What you need to do
Copy out all lines that hold "территории".

Available records
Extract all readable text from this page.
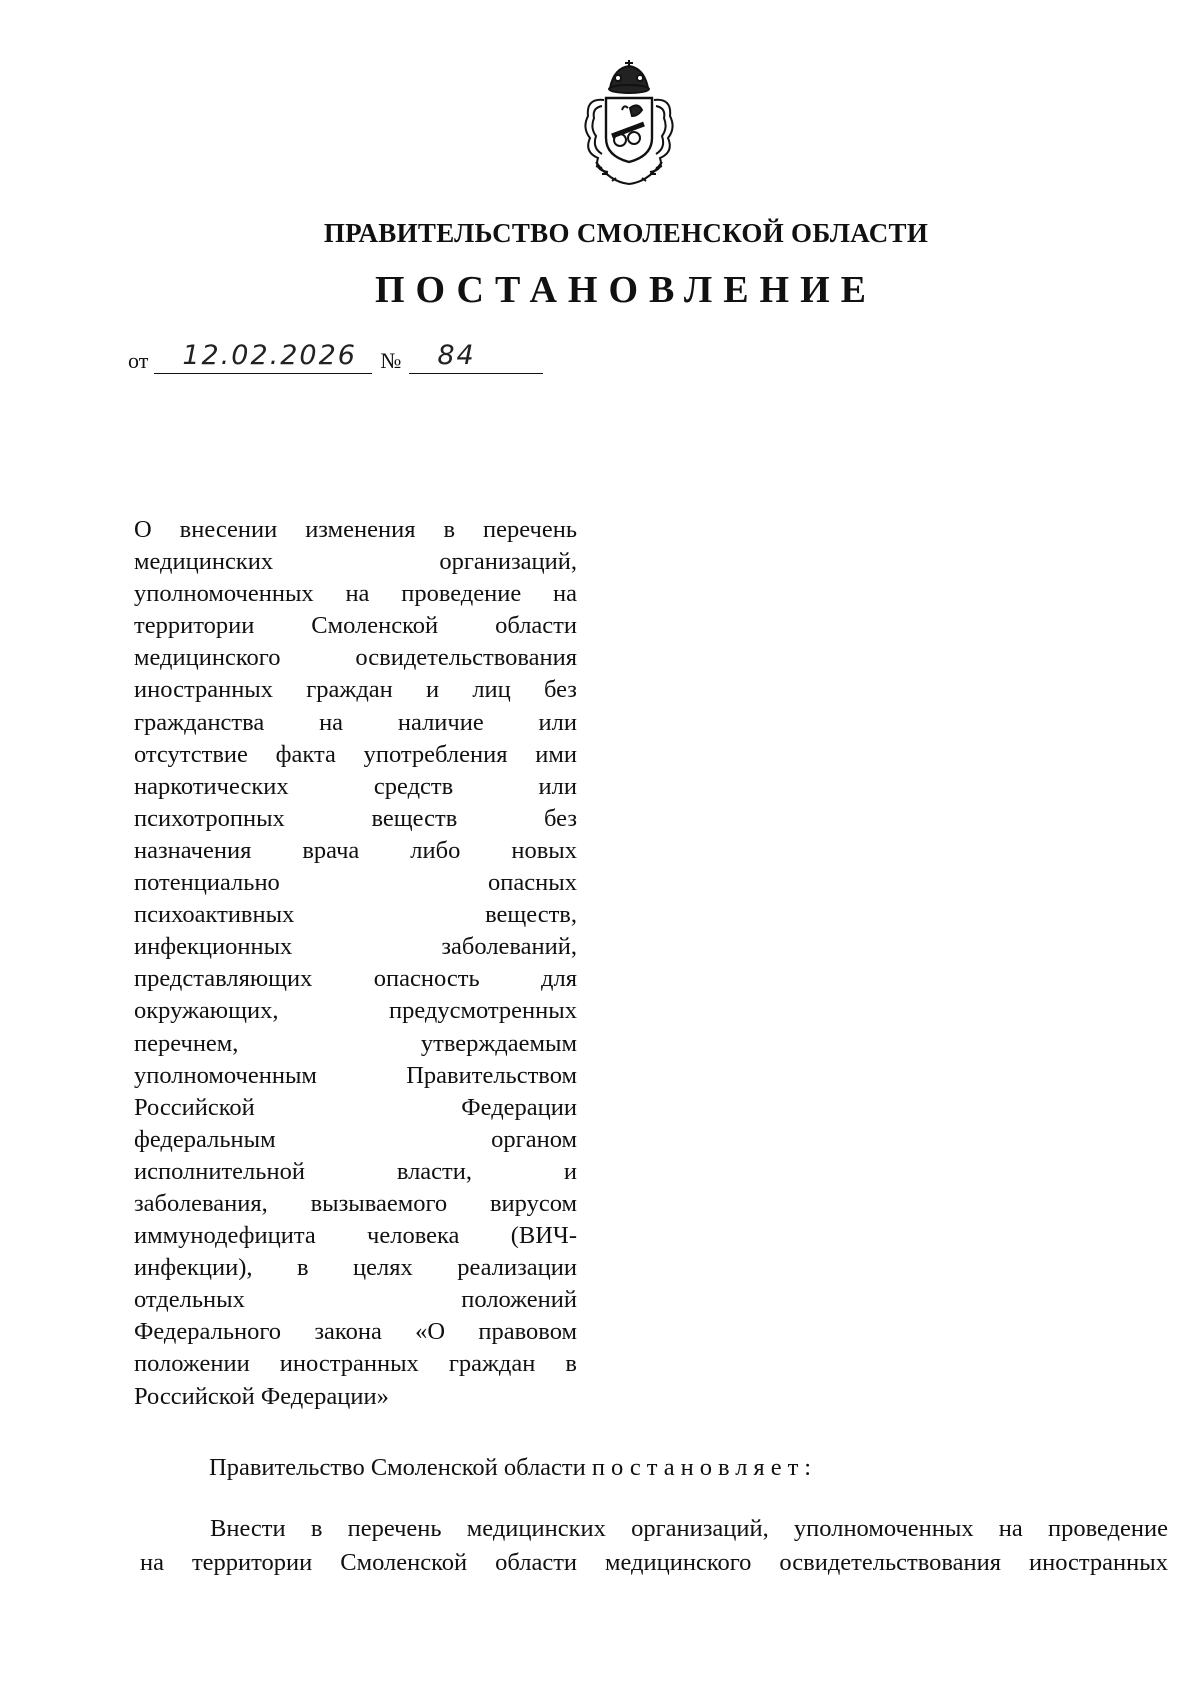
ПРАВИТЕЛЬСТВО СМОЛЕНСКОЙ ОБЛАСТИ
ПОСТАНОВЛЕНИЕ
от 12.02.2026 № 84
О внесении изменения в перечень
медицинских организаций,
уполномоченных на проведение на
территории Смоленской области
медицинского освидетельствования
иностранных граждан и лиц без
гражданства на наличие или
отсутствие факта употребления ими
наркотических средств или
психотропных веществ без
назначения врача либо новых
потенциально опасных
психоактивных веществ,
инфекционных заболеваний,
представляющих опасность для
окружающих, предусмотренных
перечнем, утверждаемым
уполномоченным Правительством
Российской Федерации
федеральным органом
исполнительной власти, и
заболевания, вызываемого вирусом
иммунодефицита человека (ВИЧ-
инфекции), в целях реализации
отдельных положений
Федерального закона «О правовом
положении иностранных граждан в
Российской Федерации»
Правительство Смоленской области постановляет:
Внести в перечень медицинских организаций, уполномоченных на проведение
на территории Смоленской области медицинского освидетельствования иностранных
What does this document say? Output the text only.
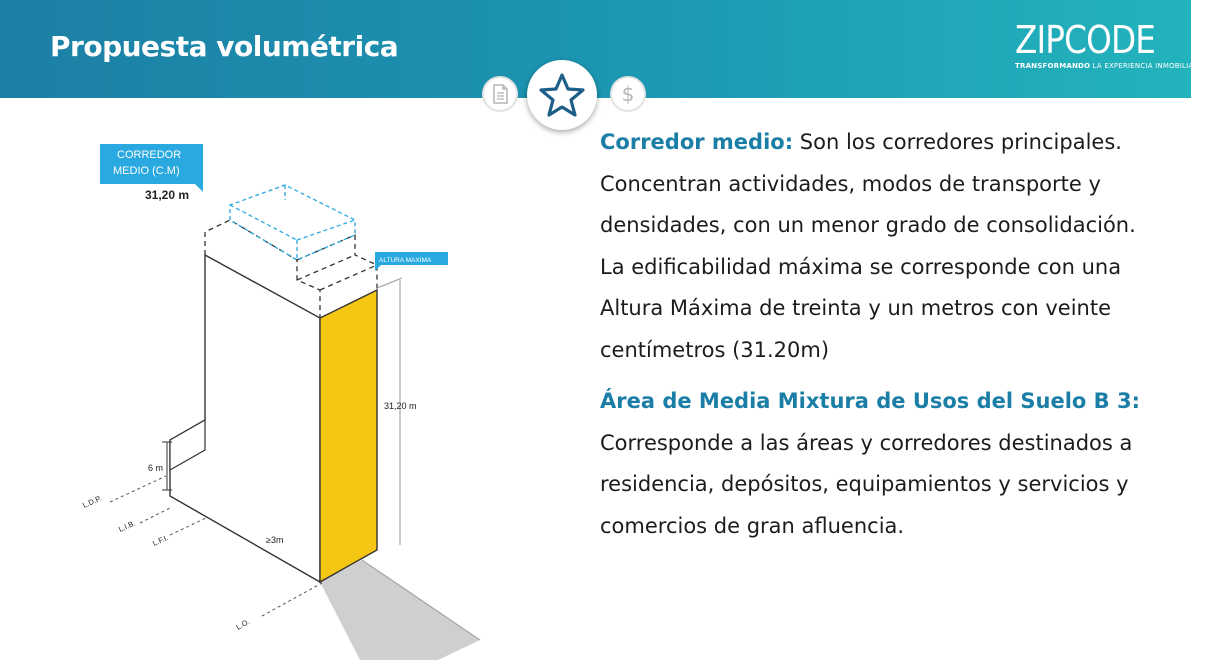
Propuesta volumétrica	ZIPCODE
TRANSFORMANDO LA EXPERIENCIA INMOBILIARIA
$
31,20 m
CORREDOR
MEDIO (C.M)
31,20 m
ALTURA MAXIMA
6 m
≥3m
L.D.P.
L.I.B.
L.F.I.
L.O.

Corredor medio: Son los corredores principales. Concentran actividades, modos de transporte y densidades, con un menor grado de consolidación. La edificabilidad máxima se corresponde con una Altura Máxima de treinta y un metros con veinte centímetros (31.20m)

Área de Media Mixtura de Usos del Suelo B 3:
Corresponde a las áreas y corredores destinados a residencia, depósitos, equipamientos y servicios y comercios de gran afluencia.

Reply to the exercise
территории Смоленской области
на территории Смоленской области медицинского освидетельствования иностранных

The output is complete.